* _EXERCISE_:
Filter the entries that follow, copying every line in which the word "лесу" appears.

Extracted data entries:

━━━━

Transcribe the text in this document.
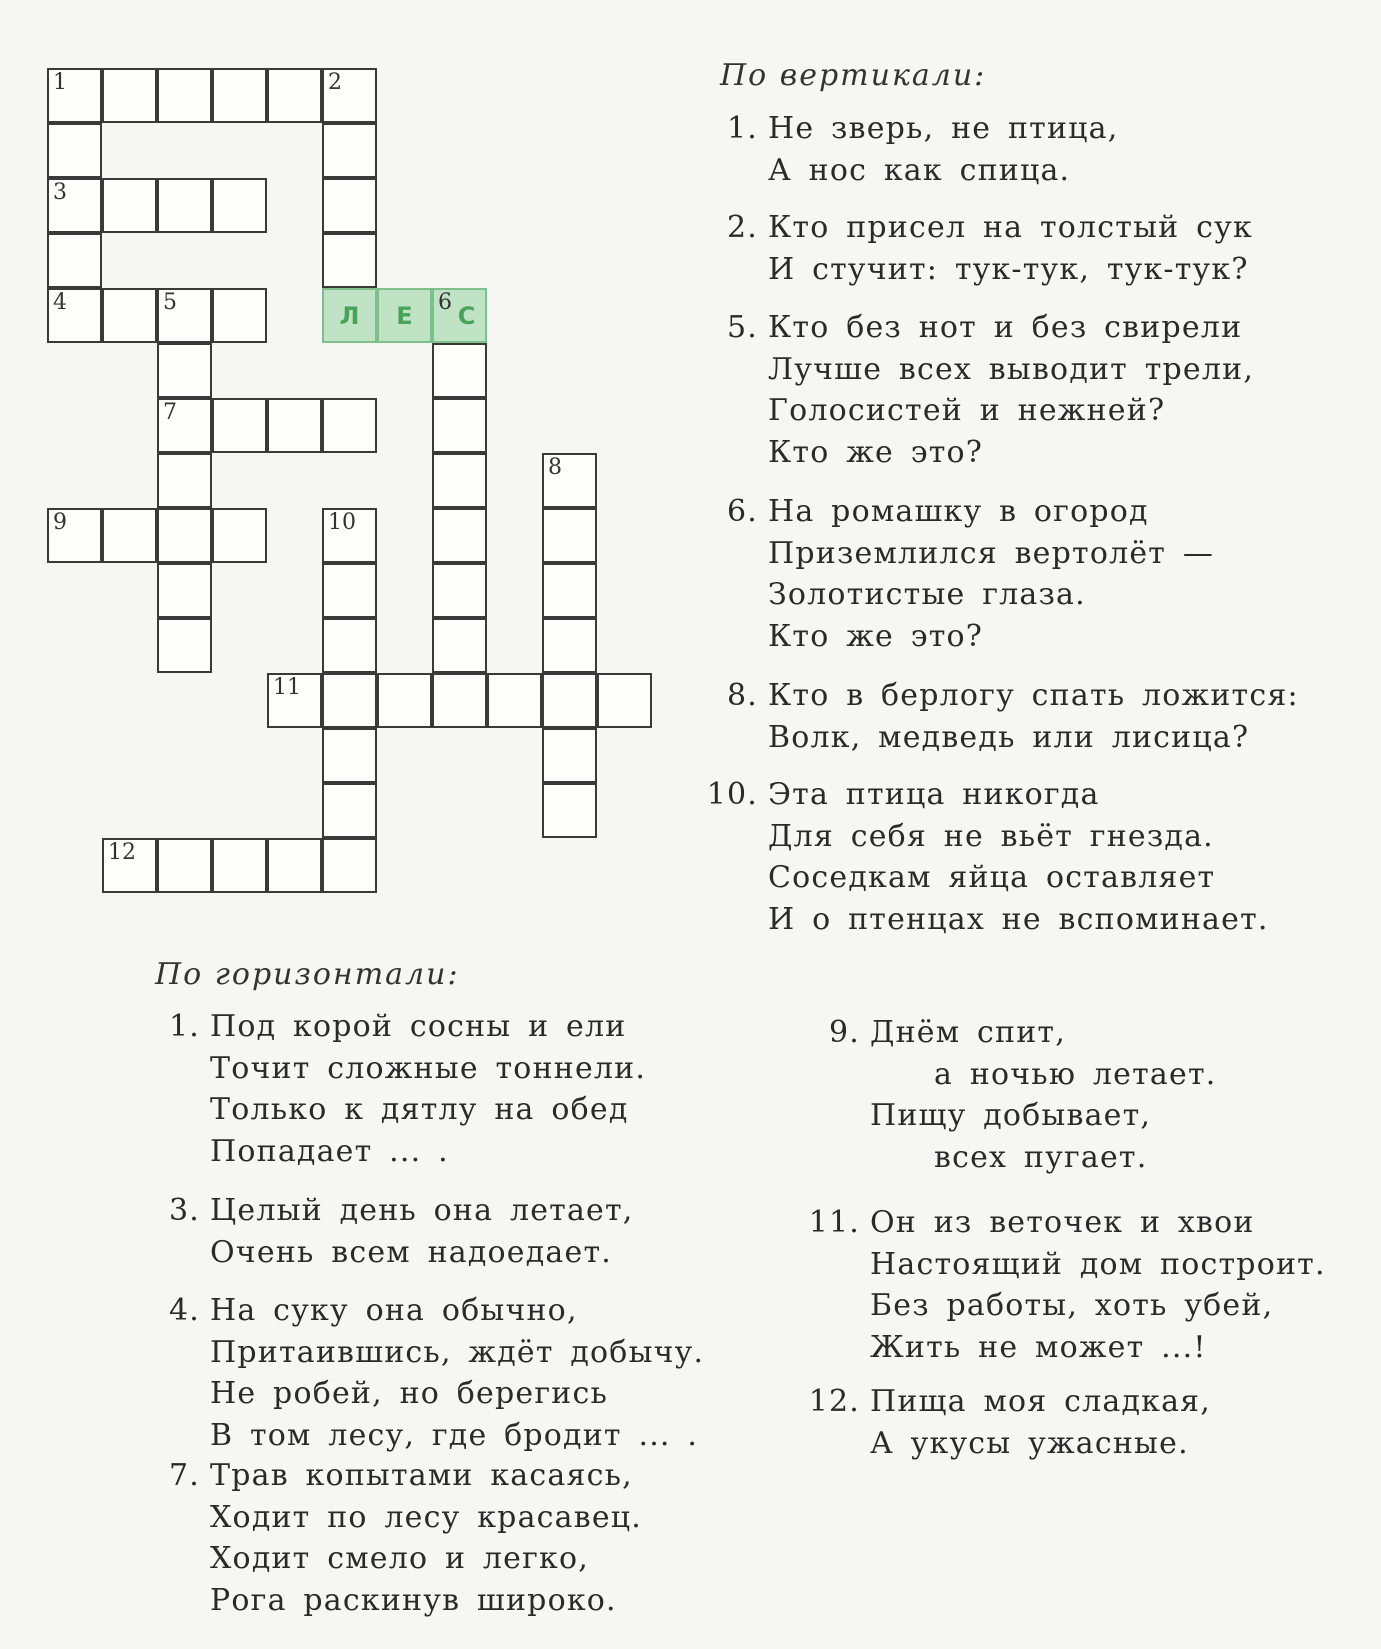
1	2
3
4	5	Л	Е	6 С
7
8
9	10
11
12
По вертикали:
1. Не зверь, не птица,
А нос как спица.
2. Кто присел на толстый сук
И стучит: тук-тук, тук-тук?
5. Кто без нот и без свирели
Лучше всех выводит трели,
Голосистей и нежней?
Кто же это?
6. На ромашку в огород
Приземлился вертолёт —
Золотистые глаза.
Кто же это?
8. Кто в берлогу спать ложится:
Волк, медведь или лисица?
10. Эта птица никогда
Для себя не вьёт гнезда.
Соседкам яйца оставляет
И о птенцах не вспоминает.
По горизонтали:
1. Под корой сосны и ели
Точит сложные тоннели.
Только к дятлу на обед
Попадает ... .
3. Целый день она летает,
Очень всем надоедает.
4. На суку она обычно,
Притаившись, ждёт добычу.
Не робей, но берегись
В том лесу, где бродит ... .
7. Трав копытами касаясь,
Ходит по лесу красавец.
Ходит смело и легко,
Рога раскинув широко.
9. Днём спит,
а ночью летает.
Пищу добывает,
всех пугает.
11. Он из веточек и хвои
Настоящий дом построит.
Без работы, хоть убей,
Жить не может ...!
12. Пища моя сладкая,
А укусы ужасные.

━━━━

* _SOLUTION_:
В том лесу, где бродит ... .
Ходит по лесу красавец.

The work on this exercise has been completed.